- [What is asked] Say only how many lines contain the word "number".

- [Data for processing]
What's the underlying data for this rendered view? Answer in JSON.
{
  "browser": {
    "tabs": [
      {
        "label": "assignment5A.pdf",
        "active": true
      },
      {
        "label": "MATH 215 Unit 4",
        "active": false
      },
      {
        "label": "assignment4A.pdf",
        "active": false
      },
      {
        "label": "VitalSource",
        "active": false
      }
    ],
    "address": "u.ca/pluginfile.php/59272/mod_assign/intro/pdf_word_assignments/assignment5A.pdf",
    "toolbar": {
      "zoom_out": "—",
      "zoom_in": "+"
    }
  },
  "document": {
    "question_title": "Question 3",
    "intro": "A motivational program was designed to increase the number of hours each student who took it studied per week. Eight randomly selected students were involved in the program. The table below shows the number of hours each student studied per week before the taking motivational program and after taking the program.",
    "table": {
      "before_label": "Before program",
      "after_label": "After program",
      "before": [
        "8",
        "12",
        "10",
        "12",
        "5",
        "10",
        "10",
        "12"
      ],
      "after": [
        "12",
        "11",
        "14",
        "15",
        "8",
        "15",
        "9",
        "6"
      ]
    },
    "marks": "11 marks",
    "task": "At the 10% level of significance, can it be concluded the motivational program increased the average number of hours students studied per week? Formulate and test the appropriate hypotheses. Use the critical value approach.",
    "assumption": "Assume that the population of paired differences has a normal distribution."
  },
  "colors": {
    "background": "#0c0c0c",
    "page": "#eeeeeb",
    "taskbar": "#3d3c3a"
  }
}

--

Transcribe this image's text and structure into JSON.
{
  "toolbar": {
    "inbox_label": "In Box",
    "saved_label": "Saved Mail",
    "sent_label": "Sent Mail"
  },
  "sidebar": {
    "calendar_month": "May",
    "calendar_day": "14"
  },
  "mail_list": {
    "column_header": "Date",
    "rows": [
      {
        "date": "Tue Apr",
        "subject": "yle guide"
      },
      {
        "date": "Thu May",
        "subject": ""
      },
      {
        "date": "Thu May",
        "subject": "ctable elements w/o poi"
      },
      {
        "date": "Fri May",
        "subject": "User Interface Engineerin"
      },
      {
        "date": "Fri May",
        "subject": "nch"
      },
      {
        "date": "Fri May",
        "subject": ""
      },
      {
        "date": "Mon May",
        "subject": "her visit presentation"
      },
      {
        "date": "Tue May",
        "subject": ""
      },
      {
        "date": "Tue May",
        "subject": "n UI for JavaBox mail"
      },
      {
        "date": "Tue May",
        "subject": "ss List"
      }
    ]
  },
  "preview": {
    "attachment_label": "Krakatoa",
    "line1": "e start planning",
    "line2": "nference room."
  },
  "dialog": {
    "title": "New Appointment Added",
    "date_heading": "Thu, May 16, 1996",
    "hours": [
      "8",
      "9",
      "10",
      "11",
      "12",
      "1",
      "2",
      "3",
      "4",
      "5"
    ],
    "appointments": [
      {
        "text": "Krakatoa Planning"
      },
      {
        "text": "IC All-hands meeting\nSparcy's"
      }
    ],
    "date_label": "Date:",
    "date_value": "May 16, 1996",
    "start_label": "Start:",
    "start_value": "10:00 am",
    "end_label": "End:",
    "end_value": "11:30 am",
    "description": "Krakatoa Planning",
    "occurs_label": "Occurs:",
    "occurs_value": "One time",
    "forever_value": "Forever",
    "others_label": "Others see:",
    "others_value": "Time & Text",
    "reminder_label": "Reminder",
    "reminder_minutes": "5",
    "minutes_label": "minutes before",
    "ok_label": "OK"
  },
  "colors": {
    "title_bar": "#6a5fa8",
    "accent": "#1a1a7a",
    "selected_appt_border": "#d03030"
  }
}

- [Solution] 2